> The problem
Select all lines with the string "основные" in them, and copy those lines.
== Available records
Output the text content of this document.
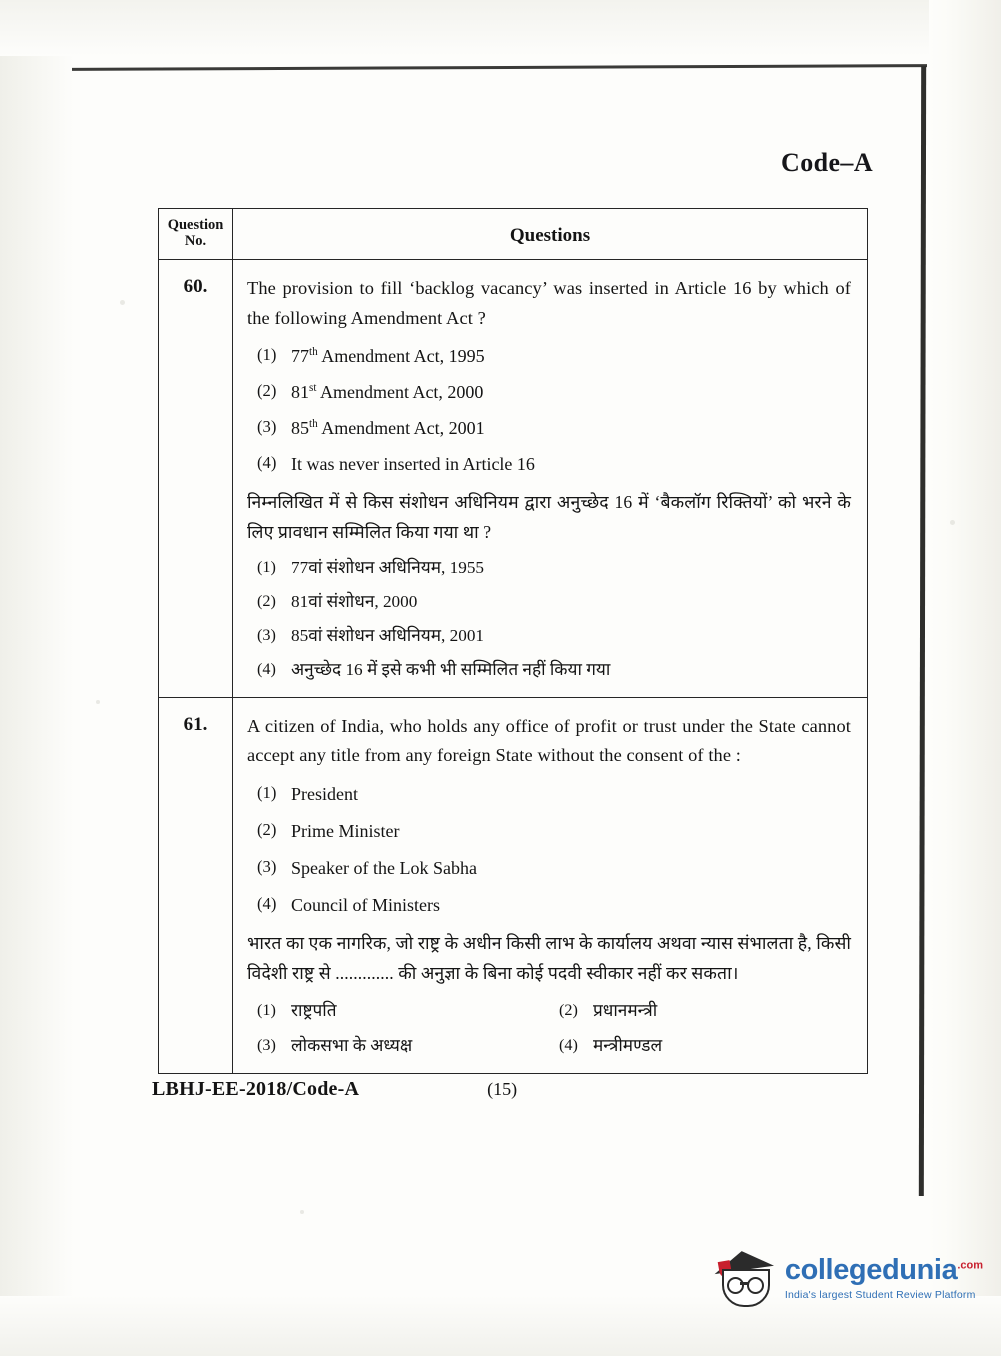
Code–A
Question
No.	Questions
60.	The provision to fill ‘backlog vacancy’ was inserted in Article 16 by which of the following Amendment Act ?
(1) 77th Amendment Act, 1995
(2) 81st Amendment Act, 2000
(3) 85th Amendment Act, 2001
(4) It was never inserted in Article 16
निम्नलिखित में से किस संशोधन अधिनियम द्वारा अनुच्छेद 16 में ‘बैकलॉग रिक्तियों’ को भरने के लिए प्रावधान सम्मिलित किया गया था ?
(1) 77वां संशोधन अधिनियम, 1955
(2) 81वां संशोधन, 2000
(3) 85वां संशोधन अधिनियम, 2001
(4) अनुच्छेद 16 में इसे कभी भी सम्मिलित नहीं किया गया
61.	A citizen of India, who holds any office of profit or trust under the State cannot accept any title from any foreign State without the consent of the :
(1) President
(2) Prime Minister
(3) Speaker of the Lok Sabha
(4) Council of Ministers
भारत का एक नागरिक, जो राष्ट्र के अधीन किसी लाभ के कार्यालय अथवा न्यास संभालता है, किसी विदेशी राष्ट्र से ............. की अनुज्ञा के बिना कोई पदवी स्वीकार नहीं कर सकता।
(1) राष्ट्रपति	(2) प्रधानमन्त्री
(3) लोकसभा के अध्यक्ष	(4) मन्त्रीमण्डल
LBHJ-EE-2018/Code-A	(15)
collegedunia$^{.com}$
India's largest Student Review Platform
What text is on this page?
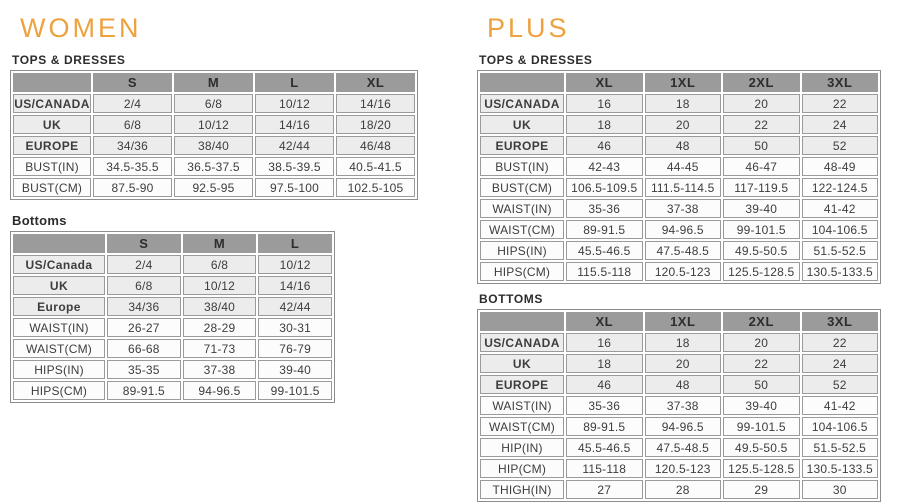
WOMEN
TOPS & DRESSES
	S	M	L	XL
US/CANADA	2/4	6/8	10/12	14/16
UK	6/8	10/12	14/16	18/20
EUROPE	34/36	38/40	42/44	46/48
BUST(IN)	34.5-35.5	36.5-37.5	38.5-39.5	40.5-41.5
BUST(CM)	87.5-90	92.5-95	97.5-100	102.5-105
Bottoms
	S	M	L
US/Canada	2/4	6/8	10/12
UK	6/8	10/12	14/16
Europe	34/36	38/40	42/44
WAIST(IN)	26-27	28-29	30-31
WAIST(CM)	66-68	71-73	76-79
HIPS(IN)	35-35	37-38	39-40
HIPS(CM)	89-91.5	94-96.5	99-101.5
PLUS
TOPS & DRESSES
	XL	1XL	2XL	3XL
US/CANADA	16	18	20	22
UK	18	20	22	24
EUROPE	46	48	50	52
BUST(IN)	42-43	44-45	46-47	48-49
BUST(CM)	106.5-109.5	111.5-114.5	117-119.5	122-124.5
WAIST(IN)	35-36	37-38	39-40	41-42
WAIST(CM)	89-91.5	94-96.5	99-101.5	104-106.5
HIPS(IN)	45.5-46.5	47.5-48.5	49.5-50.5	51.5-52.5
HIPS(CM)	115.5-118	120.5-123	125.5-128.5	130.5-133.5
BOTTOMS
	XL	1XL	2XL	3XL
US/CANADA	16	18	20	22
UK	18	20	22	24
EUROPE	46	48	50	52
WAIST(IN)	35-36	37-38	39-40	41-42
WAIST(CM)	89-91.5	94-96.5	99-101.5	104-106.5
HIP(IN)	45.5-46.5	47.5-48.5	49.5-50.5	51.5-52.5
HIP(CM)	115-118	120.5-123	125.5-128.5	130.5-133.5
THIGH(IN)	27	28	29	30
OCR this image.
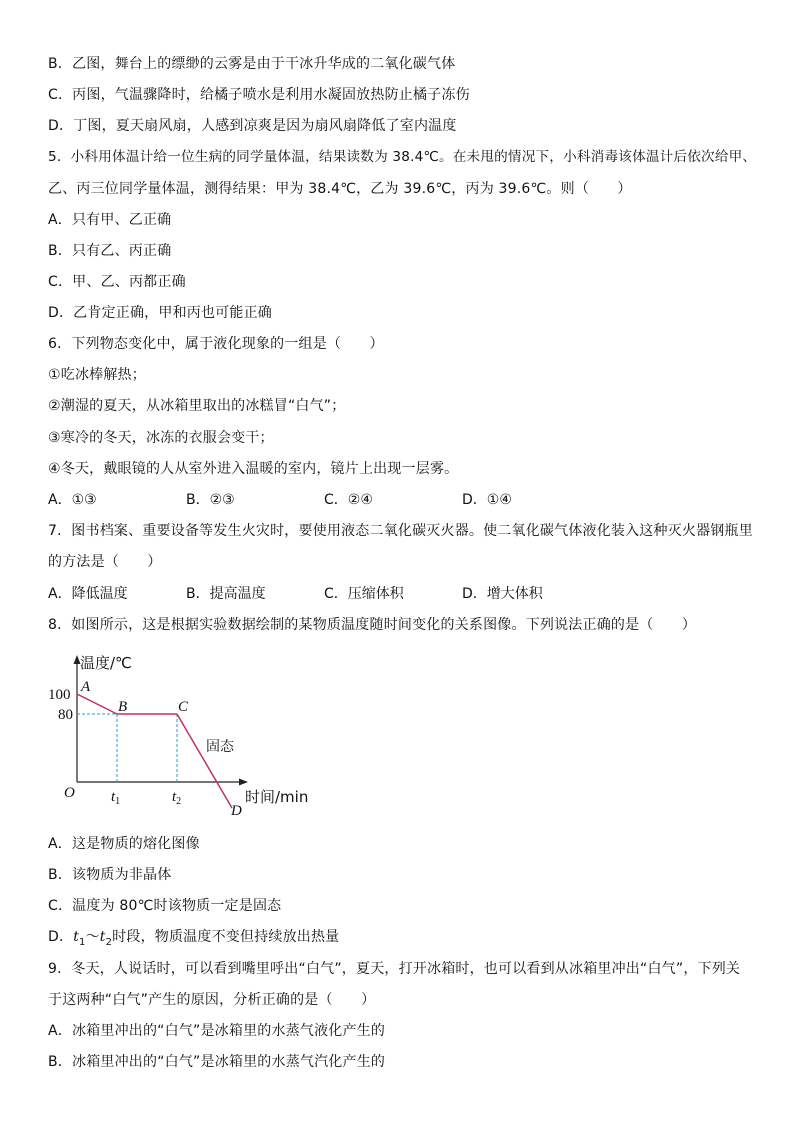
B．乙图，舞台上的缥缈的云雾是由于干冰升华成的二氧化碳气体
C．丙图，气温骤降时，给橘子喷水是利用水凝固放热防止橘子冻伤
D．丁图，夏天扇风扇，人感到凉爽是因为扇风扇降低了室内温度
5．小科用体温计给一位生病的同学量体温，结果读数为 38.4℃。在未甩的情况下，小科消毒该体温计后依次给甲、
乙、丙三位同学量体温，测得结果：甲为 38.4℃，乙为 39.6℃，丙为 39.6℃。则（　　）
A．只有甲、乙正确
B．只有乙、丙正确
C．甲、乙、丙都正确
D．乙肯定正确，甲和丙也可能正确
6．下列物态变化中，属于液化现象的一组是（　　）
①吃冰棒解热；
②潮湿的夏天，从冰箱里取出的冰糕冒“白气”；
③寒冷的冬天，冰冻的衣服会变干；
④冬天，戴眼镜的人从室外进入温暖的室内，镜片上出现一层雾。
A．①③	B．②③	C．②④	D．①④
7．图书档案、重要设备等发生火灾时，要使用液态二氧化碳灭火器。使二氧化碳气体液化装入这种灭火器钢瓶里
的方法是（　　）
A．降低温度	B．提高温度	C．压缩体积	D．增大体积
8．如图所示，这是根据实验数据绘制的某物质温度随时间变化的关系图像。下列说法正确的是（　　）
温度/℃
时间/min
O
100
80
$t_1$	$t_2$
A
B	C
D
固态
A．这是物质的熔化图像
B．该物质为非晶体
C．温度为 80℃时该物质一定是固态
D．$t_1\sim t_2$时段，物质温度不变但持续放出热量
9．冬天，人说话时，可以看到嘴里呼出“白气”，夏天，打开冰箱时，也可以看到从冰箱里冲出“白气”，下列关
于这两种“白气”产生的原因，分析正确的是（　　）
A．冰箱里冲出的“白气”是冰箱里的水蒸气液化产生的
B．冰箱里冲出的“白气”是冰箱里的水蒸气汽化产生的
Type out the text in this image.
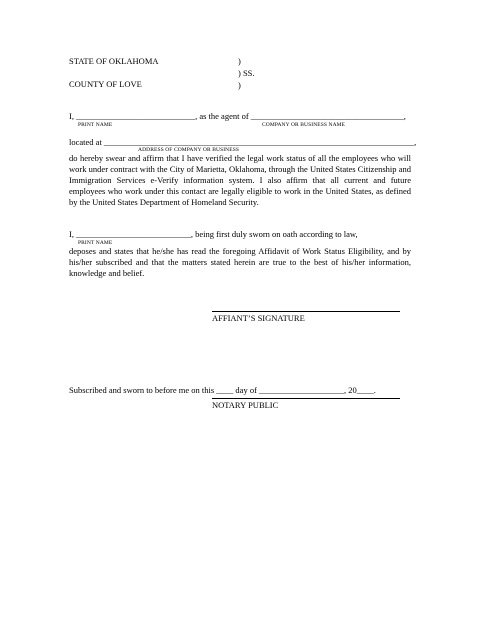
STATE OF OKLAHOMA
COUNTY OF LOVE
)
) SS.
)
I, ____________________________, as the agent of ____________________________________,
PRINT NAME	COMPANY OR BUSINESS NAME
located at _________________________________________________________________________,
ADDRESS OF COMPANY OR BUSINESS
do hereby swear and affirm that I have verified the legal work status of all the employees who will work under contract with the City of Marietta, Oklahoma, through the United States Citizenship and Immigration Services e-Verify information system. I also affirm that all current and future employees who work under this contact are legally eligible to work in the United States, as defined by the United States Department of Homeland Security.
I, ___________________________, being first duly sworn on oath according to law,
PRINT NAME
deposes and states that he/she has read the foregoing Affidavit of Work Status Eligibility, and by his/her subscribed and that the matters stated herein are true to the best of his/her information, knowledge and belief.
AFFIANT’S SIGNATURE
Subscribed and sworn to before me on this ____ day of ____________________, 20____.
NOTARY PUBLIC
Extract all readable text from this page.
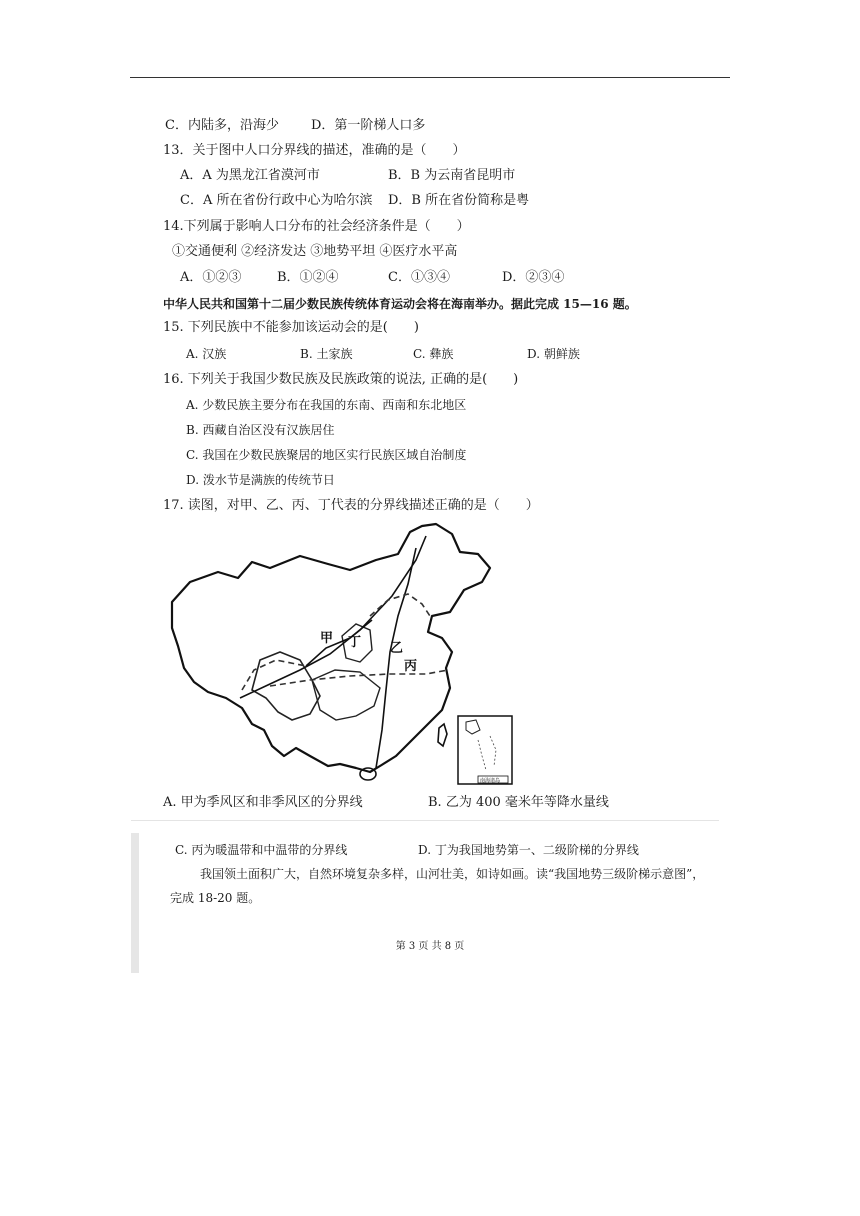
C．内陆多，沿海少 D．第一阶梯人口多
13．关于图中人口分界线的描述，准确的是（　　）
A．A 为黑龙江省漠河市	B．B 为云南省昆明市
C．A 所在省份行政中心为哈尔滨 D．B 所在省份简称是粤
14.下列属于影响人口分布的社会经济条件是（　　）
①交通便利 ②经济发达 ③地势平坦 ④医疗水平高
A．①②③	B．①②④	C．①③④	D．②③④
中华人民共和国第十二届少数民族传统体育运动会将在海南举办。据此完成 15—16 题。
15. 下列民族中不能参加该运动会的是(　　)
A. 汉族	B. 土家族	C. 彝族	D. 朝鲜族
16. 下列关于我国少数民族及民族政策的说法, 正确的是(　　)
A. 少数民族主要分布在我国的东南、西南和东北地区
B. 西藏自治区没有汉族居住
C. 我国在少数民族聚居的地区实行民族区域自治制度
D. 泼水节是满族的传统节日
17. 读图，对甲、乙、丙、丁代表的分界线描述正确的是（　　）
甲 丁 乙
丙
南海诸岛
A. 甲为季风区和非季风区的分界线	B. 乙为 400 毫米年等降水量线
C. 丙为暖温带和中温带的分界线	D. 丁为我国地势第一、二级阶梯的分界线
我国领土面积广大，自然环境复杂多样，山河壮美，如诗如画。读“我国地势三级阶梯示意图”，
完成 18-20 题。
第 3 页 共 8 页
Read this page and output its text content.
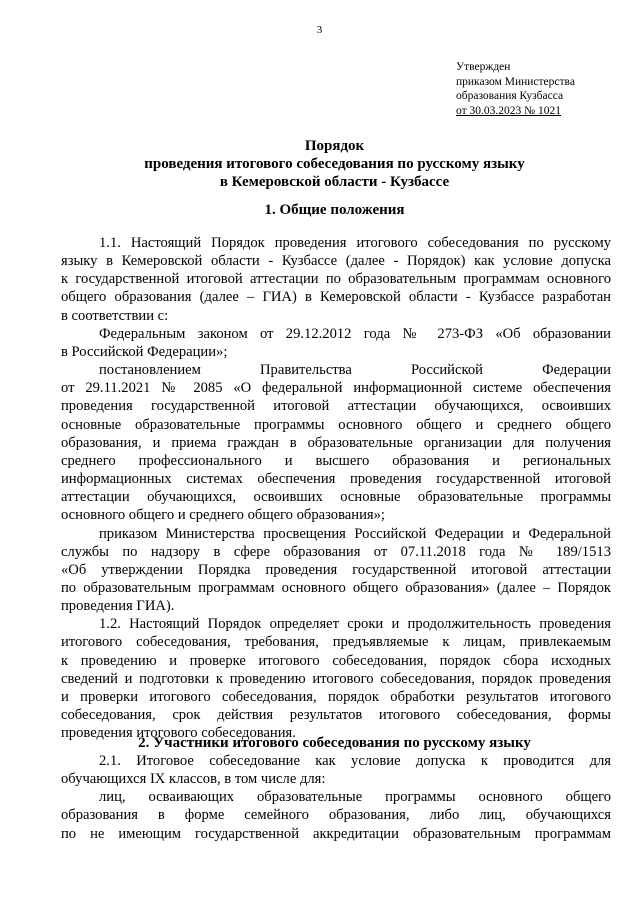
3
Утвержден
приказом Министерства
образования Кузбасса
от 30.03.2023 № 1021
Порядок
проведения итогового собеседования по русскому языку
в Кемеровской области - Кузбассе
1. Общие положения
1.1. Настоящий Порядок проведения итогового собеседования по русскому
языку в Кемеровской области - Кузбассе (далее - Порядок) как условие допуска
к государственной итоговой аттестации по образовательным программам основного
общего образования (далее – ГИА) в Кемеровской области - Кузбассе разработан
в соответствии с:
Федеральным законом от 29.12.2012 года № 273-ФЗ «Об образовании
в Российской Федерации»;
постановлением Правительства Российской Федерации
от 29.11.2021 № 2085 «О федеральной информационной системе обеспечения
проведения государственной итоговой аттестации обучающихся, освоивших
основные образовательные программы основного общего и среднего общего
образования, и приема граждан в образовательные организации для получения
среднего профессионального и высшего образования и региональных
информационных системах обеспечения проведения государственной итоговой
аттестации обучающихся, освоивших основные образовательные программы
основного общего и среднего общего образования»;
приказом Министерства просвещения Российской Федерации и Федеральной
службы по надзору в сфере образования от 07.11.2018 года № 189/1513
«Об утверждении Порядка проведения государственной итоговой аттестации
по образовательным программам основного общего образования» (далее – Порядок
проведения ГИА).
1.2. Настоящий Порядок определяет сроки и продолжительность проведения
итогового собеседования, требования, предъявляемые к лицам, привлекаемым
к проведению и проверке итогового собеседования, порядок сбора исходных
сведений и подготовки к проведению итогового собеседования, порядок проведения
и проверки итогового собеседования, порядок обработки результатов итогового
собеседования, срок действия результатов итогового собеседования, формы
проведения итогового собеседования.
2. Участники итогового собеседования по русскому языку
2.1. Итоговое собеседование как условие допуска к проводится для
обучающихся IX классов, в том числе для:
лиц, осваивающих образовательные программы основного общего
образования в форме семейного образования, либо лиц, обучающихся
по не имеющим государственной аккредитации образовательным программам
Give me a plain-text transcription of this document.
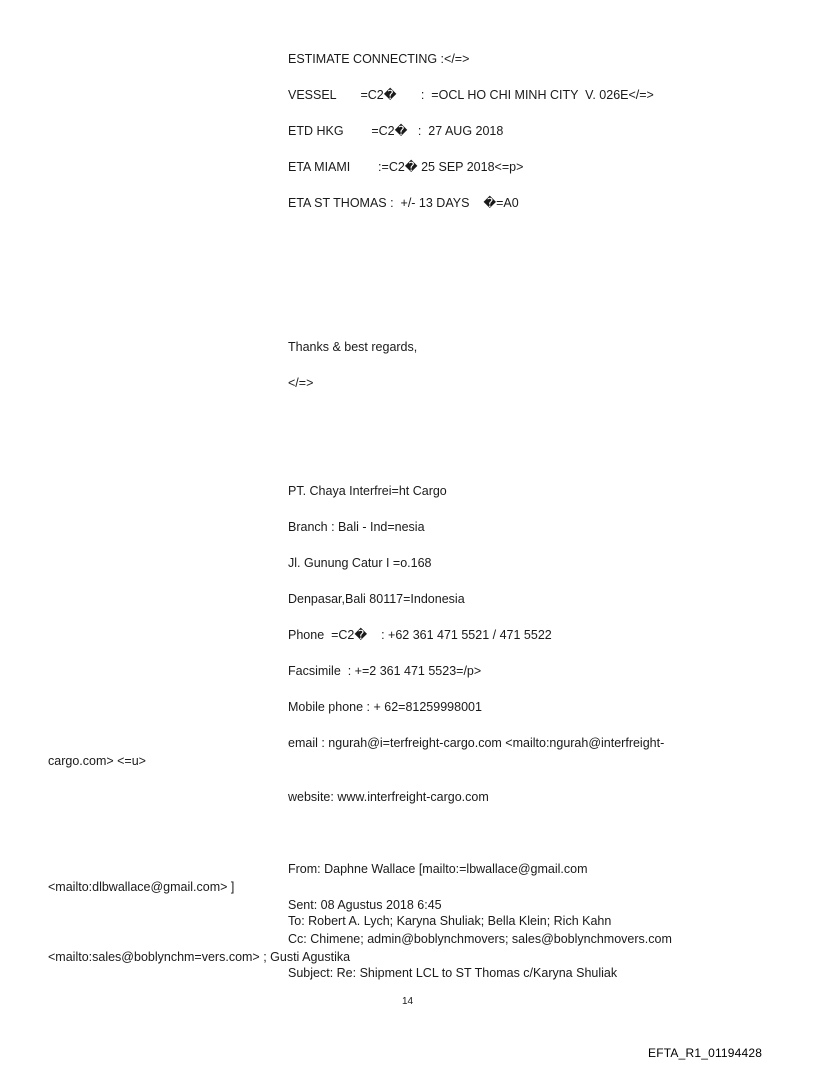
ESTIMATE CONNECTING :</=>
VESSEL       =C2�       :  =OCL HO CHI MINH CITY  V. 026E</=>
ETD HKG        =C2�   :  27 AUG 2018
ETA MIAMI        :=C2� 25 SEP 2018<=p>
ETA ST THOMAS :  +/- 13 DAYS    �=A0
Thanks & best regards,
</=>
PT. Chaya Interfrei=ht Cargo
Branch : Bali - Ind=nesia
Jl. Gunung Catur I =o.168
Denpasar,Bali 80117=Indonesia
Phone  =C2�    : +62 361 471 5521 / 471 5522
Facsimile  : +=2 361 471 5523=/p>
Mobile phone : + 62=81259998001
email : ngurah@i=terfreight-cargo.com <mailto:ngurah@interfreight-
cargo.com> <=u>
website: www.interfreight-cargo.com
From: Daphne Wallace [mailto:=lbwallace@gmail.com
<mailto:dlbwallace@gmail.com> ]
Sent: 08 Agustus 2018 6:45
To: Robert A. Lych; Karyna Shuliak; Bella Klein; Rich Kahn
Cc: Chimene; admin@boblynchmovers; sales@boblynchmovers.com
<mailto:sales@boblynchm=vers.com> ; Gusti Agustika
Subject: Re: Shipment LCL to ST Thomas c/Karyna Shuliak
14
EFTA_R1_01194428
====
> Result for this exercise
основные образовательные программы основного общего и среднего общего
аттестации обучающихся, освоивших основные образовательные программы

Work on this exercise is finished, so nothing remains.